**Tasks for this exercise**
1. In the Alaska fact page below, rewrite the paragraph beginning "The official state flag of Alaska" as a short bulleted list that keeps its main facts.
2. Answer these questions from the Alaska fact page below, giving each answer on its own line with the matching letter:
(a) What is the state capital?
(b) In what year was the state flag designed?
(c) What is the state's highest point, and how high is it?
3. Carry on the Alaska fact page below, starting after its final sentence about residents of the Anchorage metropolitan area.

##### Source text

Alaska (AK) State, History And Facts

  • Alaska State

Alaska was the 49th state in the USA; it became a state on January 3, 1959.

State Abbreviation - AK
State Capital - Juneau
Largest City - Anchorage
Area - 656,425 square miles [Alaska is the biggest state in the USA]
Population - 626,932 (as of 2000) [Alaska is the 48th most populous state in the USA]
Name for Residents - Alaskans
Major Industry - oil (petroleum)

  • State Flag

The official state flag of Alaska was officially adopted in 1959. The golden stars represent the Big Dipper (an asterism in the constellation Ursa Major, the Big Bear) and the North Star, also called Polaris (representing Alaska's northern location). This beautiful flag was chosen from a flag-designing contest. It was designed in 1926 by a 13-year-old Native American boy named Bennie Benson. Bennie was from the village of Chignik; he won a 1,000-dollar scholarship and a watch for winning the contest.

Major Rivers - Yukon River, Kuskokwim River, Colville River, Copper River
Major Lakes - Iliamna Lake, Aleknagik Lake, Becharof Lake, Clark Lake, Minchumina Lake
Highest Point - Mt. McKinley - 20,320 feet (6,194 m) above sea level - this is the highest point in the USA.
Number of Boroughs (Counties) - 27
Bordering US States - none
Bordering Country - Canada
Bordering Body of Water - Arctic Ocean, Pacific Ocean, Beaufort Sea, Bering Sea, Gulf of Alaska

Origin of the Name Alaska - The word Alaska is from the Aleut Indian word "alaxsxaq" or "agunalaksh" that mean the mainland or shore.
State Nickname - The Last Frontier
State Motto - "North To The Future"
State Song - Alaska's Flag

  • Alaska (AK)

Alaska is a state in the United States, situated in the northwest extremity of the North American continent, with the international boundary with Canada to the east, the Arctic Ocean to the north, and the Pacific Ocean to the west and south, with Russia further west across the Bering Strait. Alaska is the largest state in the United States by area, the 4th least populous and the least densely populated of the 50 United States. Approximately half of Alaska's 722,718 residents live within the Anchorage metropolitan area.

##########
##### Records shown

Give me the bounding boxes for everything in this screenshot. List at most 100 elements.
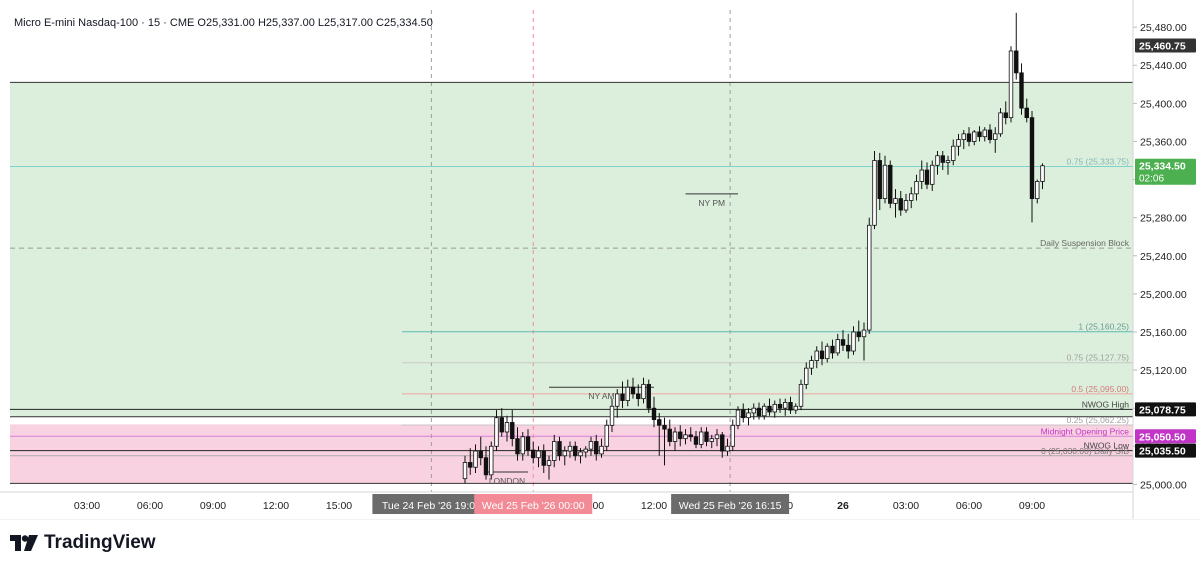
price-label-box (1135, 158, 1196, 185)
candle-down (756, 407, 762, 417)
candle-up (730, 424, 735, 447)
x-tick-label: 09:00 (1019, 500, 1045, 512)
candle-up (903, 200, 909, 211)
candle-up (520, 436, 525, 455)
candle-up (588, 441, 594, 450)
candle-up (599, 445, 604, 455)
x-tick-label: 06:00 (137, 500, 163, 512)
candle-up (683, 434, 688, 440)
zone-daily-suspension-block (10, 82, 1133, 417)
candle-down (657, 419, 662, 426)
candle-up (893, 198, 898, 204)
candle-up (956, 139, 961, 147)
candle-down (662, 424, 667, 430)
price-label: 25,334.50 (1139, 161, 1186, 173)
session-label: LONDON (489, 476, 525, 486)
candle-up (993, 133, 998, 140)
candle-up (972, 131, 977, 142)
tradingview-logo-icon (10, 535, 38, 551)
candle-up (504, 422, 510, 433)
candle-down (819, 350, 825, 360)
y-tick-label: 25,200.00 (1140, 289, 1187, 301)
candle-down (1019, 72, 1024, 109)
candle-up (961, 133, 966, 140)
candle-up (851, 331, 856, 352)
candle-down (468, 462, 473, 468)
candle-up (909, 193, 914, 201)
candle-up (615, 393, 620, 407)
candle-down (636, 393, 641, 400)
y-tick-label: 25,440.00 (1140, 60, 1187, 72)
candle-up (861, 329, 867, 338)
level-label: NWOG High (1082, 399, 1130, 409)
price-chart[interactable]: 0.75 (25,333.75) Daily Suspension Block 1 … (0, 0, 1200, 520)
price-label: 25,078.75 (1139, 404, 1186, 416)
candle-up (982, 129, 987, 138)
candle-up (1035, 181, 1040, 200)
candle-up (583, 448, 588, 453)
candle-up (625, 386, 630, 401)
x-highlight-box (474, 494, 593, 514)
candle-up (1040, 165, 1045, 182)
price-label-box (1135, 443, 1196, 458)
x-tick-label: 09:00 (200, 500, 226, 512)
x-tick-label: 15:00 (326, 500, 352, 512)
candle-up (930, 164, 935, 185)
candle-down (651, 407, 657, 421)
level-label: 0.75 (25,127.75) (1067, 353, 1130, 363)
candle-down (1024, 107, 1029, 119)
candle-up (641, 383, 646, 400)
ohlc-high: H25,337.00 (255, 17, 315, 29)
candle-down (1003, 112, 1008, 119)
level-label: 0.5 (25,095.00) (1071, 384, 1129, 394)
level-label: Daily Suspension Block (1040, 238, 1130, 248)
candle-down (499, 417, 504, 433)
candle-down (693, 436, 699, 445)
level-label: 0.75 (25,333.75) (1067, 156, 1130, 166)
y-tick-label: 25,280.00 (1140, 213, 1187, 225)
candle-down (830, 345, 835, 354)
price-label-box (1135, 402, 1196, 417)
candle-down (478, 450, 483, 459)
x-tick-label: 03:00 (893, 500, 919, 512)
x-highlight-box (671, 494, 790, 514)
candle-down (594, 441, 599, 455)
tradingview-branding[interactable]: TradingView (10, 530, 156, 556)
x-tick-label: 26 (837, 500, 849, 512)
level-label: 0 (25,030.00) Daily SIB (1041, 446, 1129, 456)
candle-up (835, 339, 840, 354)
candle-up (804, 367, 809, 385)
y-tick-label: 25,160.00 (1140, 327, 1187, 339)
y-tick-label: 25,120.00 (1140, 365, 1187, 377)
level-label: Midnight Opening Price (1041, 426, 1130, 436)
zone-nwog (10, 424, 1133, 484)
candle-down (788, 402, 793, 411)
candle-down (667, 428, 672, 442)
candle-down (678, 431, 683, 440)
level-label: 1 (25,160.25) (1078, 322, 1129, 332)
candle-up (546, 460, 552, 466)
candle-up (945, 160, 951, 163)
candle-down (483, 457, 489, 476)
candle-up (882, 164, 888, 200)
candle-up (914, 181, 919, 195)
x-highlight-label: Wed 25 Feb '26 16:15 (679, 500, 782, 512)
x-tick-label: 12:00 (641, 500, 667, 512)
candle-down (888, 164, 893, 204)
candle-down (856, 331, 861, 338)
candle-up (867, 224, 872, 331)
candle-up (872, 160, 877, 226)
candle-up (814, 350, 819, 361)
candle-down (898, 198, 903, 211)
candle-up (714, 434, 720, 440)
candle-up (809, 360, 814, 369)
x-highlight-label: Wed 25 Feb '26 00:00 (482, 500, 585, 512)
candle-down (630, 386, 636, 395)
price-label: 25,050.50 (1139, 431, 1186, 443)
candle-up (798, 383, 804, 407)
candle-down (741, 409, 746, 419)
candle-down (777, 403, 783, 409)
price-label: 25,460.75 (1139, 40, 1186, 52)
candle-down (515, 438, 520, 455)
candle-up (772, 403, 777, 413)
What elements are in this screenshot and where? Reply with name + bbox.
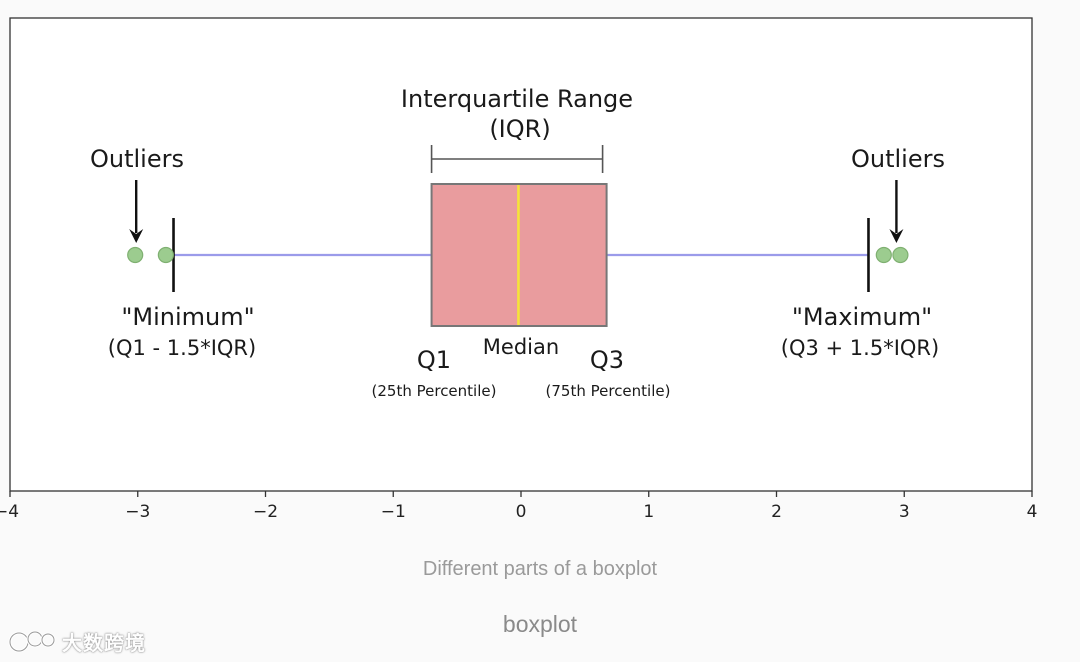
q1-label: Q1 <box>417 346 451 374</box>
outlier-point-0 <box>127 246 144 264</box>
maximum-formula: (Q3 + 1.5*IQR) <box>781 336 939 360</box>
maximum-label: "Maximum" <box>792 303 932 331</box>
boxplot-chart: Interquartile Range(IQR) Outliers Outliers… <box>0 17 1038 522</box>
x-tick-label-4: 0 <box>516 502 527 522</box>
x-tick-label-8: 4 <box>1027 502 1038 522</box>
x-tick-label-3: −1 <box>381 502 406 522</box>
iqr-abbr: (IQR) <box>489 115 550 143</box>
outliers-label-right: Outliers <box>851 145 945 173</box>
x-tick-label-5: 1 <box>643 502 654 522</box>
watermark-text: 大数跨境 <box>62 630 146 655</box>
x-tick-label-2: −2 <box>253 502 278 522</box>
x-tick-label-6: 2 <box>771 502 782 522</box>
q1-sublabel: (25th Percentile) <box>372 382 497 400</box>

##########

**Exercise answers**
1.
- Alaska officially adopted its state flag in 1959.
- The golden stars stand for the Big Dipper and the North Star (Polaris), which represents Alaska's northern location.
- The design was chosen through a flag-designing contest.
- Bennie Benson, a 13-year-old Native American boy from the village of Chignik, designed it in 1926.
- For winning, he received a 1,000-dollar scholarship and a watch.

2.
(a) Juneau
(b) 1926
(c) Mt. McKinley, at 20,320 feet (6,194 m) above sea level

3.
Alaska was purchased from Russia on March 30, 1867, for $7.2 million ($120 million adjusted for inflation) at approximately two cents per acre ($4.74/km²). The land went through several administrative changes before becoming an organized (or incorporated) territory on May 11, 1912, and the 49th state of the U.S. on January 3, 1959.

The name "Alaska" (Аляска) was already introduced in the Russian colonial period, when it was used only for the peninsula and is derived from the Aleut alaxsxaq, meaning "the mainland" or, more literally, "the object towards which the action of the sea is directed”. It is also known as Alyeska, the "great land", an Aleut word derived from the same root.

  • History

Alaska natives

Numerous indigenous people occupied Alaska for thousands of years before the arrival of European peoples to the area. The Tlingit people developed a matriarchal society in what is today Southeast Alaska, along with parts of British Columbia and the Yukon. Also in Southeast were the Haida, now well known for their unique arts, and the Tsimshian people, whose population were decimated by a smallpox epidemic in the 1860s.

The Aleutian Islands are still home to the Aleut people's seafaring society, although they were among the first native Alaskans to be exploited by Russians. Western and Southwestern Alaska are home to the Yup'ik, while their cousins the Alutiiq lived in what is now Southcentral Alaska. The Gwich’in people of the northern Interior region are primarily known today for their dependence on the caribou within the much-contested Arctic National Wildlife Refuge. The North Slope and Little Diomede Island are occupied by the widespread Inuit people.

  • Colonization

Some researchers believe that the first Russian settlement in Alaska was established in 17th century. According to this hypothesis, in 1648 several koches of Semyon Dezhnyov's expedition were thrown to Alaska by storm and founded this settlement. This hypothesis is based on the message of Chukchi geographer Nikolai Daurkin who had visited Alaska in 1764–1765 and reported about a village on the Kheuveren river, populated by "bearded men" who "pray to the icons". Some modern researchers associate Kheuveren with Koyuk River.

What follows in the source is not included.